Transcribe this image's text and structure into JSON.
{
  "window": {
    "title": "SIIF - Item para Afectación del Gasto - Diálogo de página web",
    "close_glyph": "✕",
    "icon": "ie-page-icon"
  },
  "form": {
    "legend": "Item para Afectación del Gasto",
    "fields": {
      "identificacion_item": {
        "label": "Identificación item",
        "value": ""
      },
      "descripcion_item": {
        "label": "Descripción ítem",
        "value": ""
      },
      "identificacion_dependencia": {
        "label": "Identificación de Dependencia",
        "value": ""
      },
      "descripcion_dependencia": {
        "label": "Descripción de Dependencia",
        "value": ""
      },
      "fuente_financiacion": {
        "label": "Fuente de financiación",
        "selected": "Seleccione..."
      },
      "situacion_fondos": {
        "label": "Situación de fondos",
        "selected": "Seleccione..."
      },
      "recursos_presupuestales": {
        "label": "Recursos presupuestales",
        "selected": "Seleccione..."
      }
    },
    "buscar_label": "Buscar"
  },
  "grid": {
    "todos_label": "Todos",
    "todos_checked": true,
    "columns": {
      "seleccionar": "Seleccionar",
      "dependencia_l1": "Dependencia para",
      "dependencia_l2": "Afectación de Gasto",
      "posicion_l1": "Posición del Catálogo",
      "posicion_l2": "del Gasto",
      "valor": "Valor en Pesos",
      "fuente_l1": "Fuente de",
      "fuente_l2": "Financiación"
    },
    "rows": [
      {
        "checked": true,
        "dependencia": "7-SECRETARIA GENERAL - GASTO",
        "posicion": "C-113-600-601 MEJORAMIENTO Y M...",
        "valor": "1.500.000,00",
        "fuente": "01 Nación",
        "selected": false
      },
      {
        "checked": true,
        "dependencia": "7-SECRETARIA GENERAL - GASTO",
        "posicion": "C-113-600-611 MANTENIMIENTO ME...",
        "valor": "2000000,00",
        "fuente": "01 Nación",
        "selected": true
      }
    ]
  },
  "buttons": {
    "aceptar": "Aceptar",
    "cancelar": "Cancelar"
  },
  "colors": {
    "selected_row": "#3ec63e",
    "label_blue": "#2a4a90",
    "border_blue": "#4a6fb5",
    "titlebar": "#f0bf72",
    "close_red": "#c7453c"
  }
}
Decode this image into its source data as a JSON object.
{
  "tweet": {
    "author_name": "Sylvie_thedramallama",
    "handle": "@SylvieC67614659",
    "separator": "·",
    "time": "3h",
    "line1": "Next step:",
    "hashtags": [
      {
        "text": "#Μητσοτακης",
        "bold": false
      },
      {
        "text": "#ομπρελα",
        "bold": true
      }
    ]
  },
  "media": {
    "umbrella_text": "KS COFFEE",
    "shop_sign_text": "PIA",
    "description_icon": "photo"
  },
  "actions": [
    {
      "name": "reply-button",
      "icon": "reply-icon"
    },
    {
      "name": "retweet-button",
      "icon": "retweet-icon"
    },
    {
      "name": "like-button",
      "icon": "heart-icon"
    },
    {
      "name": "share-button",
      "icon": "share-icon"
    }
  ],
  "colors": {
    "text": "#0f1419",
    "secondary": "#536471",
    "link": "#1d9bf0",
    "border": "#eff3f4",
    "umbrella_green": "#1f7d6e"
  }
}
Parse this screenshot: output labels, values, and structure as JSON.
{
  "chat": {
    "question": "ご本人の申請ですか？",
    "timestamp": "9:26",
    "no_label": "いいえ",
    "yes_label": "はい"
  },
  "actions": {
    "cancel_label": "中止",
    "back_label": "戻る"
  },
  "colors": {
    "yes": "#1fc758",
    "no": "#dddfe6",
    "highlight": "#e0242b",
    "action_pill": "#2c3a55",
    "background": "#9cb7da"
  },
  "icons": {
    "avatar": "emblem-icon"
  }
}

## GIVEN TASK:
Every record above should be output exactly.

## THE ANSWER:
Transcribe this image's text and structure into JSON.
{
  "window": {
    "title": "SIIF - Item para Afectación del Gasto - Diálogo de página web",
    "close_glyph": "✕",
    "icon": "ie-page-icon"
  },
  "form": {
    "legend": "Item para Afectación del Gasto",
    "fields": {
      "identificacion_item": {
        "label": "Identificación item",
        "value": ""
      },
      "descripcion_item": {
        "label": "Descripción ítem",
        "value": ""
      },
      "identificacion_dependencia": {
        "label": "Identificación de Dependencia",
        "value": ""
      },
      "descripcion_dependencia": {
        "label": "Descripción de Dependencia",
        "value": ""
      },
      "fuente_financiacion": {
        "label": "Fuente de financiación",
        "selected": "Seleccione..."
      },
      "situacion_fondos": {
        "label": "Situación de fondos",
        "selected": "Seleccione..."
      },
      "recursos_presupuestales": {
        "label": "Recursos presupuestales",
        "selected": "Seleccione..."
      }
    },
    "buscar_label": "Buscar"
  },
  "grid": {
    "todos_label": "Todos",
    "todos_checked": true,
    "columns": {
      "seleccionar": "Seleccionar",
      "dependencia_l1": "Dependencia para",
      "dependencia_l2": "Afectación de Gasto",
      "posicion_l1": "Posición del Catálogo",
      "posicion_l2": "del Gasto",
      "valor": "Valor en Pesos",
      "fuente_l1": "Fuente de",
      "fuente_l2": "Financiación"
    },
    "rows": [
      {
        "checked": true,
        "dependencia": "7-SECRETARIA GENERAL - GASTO",
        "posicion": "C-113-600-601 MEJORAMIENTO Y M...",
        "valor": "1.500.000,00",
        "fuente": "01 Nación",
        "selected": false
      },
      {
        "checked": true,
        "dependencia": "7-SECRETARIA GENERAL - GASTO",
        "posicion": "C-113-600-611 MANTENIMIENTO ME...",
        "valor": "2000000,00",
        "fuente": "01 Nación",
        "selected": true
      }
    ]
  },
  "buttons": {
    "aceptar": "Aceptar",
    "cancelar": "Cancelar"
  },
  "colors": {
    "selected_row": "#3ec63e",
    "label_blue": "#2a4a90",
    "border_blue": "#4a6fb5",
    "titlebar": "#f0bf72",
    "close_red": "#c7453c"
  }
}
Decode this image into its source data as a JSON object.
{
  "tweet": {
    "author_name": "Sylvie_thedramallama",
    "handle": "@SylvieC67614659",
    "separator": "·",
    "time": "3h",
    "line1": "Next step:",
    "hashtags": [
      {
        "text": "#Μητσοτακης",
        "bold": false
      },
      {
        "text": "#ομπρελα",
        "bold": true
      }
    ]
  },
  "media": {
    "umbrella_text": "KS COFFEE",
    "shop_sign_text": "PIA",
    "description_icon": "photo"
  },
  "actions": [
    {
      "name": "reply-button",
      "icon": "reply-icon"
    },
    {
      "name": "retweet-button",
      "icon": "retweet-icon"
    },
    {
      "name": "like-button",
      "icon": "heart-icon"
    },
    {
      "name": "share-button",
      "icon": "share-icon"
    }
  ],
  "colors": {
    "text": "#0f1419",
    "secondary": "#536471",
    "link": "#1d9bf0",
    "border": "#eff3f4",
    "umbrella_green": "#1f7d6e"
  }
}
Parse this screenshot: output labels, values, and structure as JSON.
{
  "chat": {
    "question": "ご本人の申請ですか？",
    "timestamp": "9:26",
    "no_label": "いいえ",
    "yes_label": "はい"
  },
  "actions": {
    "cancel_label": "中止",
    "back_label": "戻る"
  },
  "colors": {
    "yes": "#1fc758",
    "no": "#dddfe6",
    "highlight": "#e0242b",
    "action_pill": "#2c3a55",
    "background": "#9cb7da"
  },
  "icons": {
    "avatar": "emblem-icon"
  }
}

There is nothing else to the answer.